# [STATED EXERCISE]
Reproduce the whole listing, character for character.

# [DATASET]

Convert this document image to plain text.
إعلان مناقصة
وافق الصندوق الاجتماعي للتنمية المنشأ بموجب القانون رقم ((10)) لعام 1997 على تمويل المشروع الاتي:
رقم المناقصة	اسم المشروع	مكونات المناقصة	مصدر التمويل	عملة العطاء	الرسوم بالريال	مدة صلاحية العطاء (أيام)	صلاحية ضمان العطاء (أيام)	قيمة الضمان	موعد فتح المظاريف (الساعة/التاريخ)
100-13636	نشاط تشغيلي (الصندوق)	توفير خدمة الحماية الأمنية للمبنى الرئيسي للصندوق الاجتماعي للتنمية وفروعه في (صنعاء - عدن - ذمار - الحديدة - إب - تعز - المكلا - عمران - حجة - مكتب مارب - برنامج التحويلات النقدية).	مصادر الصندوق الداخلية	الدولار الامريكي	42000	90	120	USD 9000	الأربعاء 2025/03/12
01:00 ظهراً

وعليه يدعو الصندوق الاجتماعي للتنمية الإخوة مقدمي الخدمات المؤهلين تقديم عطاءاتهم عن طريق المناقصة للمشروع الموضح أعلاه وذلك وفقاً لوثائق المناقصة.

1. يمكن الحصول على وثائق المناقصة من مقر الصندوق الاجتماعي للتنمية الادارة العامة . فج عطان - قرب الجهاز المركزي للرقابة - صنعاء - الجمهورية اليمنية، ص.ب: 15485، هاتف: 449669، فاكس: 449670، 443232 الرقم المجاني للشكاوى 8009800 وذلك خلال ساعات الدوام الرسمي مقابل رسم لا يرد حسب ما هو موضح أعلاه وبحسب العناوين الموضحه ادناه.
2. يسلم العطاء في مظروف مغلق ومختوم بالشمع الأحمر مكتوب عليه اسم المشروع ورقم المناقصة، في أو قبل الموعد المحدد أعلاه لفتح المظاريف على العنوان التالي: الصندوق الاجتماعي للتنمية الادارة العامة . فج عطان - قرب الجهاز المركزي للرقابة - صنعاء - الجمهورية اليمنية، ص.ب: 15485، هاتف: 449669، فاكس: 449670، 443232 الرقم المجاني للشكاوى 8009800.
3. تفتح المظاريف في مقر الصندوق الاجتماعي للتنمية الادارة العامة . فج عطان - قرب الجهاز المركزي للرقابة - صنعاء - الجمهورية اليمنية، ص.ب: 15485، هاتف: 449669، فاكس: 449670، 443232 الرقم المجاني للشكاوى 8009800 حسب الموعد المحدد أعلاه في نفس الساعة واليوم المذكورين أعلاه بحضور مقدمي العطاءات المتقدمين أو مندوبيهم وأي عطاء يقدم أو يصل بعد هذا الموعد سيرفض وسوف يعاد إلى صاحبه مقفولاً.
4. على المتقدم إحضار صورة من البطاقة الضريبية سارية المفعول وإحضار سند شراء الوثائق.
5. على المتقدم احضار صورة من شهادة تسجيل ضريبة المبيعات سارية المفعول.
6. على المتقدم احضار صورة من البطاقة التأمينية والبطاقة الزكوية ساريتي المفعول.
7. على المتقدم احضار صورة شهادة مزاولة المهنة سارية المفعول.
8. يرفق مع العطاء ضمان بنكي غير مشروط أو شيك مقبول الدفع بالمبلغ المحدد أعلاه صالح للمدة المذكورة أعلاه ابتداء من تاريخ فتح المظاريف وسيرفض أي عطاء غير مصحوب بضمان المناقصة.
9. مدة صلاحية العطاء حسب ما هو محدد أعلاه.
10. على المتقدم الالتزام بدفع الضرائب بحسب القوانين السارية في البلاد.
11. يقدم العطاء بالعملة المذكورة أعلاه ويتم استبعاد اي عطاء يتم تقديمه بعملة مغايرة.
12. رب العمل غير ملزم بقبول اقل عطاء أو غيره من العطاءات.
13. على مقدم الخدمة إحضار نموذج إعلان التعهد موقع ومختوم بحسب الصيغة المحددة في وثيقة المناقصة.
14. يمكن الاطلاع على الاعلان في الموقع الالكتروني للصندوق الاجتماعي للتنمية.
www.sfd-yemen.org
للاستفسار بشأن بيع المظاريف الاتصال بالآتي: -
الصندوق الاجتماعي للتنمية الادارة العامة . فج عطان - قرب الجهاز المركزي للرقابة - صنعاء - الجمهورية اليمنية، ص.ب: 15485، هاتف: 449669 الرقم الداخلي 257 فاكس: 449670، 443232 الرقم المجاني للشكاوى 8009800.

# [SOLUTION TO THE PROBLEM]
Convert this document image to plain text.
إعلان مناقصة
وافق الصندوق الاجتماعي للتنمية المنشأ بموجب القانون رقم ((10)) لعام 1997 على تمويل المشروع الاتي:
رقم المناقصة	اسم المشروع	مكونات المناقصة	مصدر التمويل	عملة العطاء	الرسوم بالريال	مدة صلاحية العطاء (أيام)	صلاحية ضمان العطاء (أيام)	قيمة الضمان	موعد فتح المظاريف (الساعة/التاريخ)
100-13636	نشاط تشغيلي (الصندوق)	توفير خدمة الحماية الأمنية للمبنى الرئيسي للصندوق الاجتماعي للتنمية وفروعه في (صنعاء - عدن - ذمار - الحديدة - إب - تعز - المكلا - عمران - حجة - مكتب مارب - برنامج التحويلات النقدية).	مصادر الصندوق الداخلية	الدولار الامريكي	42000	90	120	USD 9000	الأربعاء 2025/03/12
01:00 ظهراً

وعليه يدعو الصندوق الاجتماعي للتنمية الإخوة مقدمي الخدمات المؤهلين تقديم عطاءاتهم عن طريق المناقصة للمشروع الموضح أعلاه وذلك وفقاً لوثائق المناقصة.

1. يمكن الحصول على وثائق المناقصة من مقر الصندوق الاجتماعي للتنمية الادارة العامة . فج عطان - قرب الجهاز المركزي للرقابة - صنعاء - الجمهورية اليمنية، ص.ب: 15485، هاتف: 449669، فاكس: 449670، 443232 الرقم المجاني للشكاوى 8009800 وذلك خلال ساعات الدوام الرسمي مقابل رسم لا يرد حسب ما هو موضح أعلاه وبحسب العناوين الموضحه ادناه.
2. يسلم العطاء في مظروف مغلق ومختوم بالشمع الأحمر مكتوب عليه اسم المشروع ورقم المناقصة، في أو قبل الموعد المحدد أعلاه لفتح المظاريف على العنوان التالي: الصندوق الاجتماعي للتنمية الادارة العامة . فج عطان - قرب الجهاز المركزي للرقابة - صنعاء - الجمهورية اليمنية، ص.ب: 15485، هاتف: 449669، فاكس: 449670، 443232 الرقم المجاني للشكاوى 8009800.
3. تفتح المظاريف في مقر الصندوق الاجتماعي للتنمية الادارة العامة . فج عطان - قرب الجهاز المركزي للرقابة - صنعاء - الجمهورية اليمنية، ص.ب: 15485، هاتف: 449669، فاكس: 449670، 443232 الرقم المجاني للشكاوى 8009800 حسب الموعد المحدد أعلاه في نفس الساعة واليوم المذكورين أعلاه بحضور مقدمي العطاءات المتقدمين أو مندوبيهم وأي عطاء يقدم أو يصل بعد هذا الموعد سيرفض وسوف يعاد إلى صاحبه مقفولاً.
4. على المتقدم إحضار صورة من البطاقة الضريبية سارية المفعول وإحضار سند شراء الوثائق.
5. على المتقدم احضار صورة من شهادة تسجيل ضريبة المبيعات سارية المفعول.
6. على المتقدم احضار صورة من البطاقة التأمينية والبطاقة الزكوية ساريتي المفعول.
7. على المتقدم احضار صورة شهادة مزاولة المهنة سارية المفعول.
8. يرفق مع العطاء ضمان بنكي غير مشروط أو شيك مقبول الدفع بالمبلغ المحدد أعلاه صالح للمدة المذكورة أعلاه ابتداء من تاريخ فتح المظاريف وسيرفض أي عطاء غير مصحوب بضمان المناقصة.
9. مدة صلاحية العطاء حسب ما هو محدد أعلاه.
10. على المتقدم الالتزام بدفع الضرائب بحسب القوانين السارية في البلاد.
11. يقدم العطاء بالعملة المذكورة أعلاه ويتم استبعاد اي عطاء يتم تقديمه بعملة مغايرة.
12. رب العمل غير ملزم بقبول اقل عطاء أو غيره من العطاءات.
13. على مقدم الخدمة إحضار نموذج إعلان التعهد موقع ومختوم بحسب الصيغة المحددة في وثيقة المناقصة.
14. يمكن الاطلاع على الاعلان في الموقع الالكتروني للصندوق الاجتماعي للتنمية.
www.sfd-yemen.org
للاستفسار بشأن بيع المظاريف الاتصال بالآتي: -
الصندوق الاجتماعي للتنمية الادارة العامة . فج عطان - قرب الجهاز المركزي للرقابة - صنعاء - الجمهورية اليمنية، ص.ب: 15485، هاتف: 449669 الرقم الداخلي 257 فاكس: 449670، 443232 الرقم المجاني للشكاوى 8009800.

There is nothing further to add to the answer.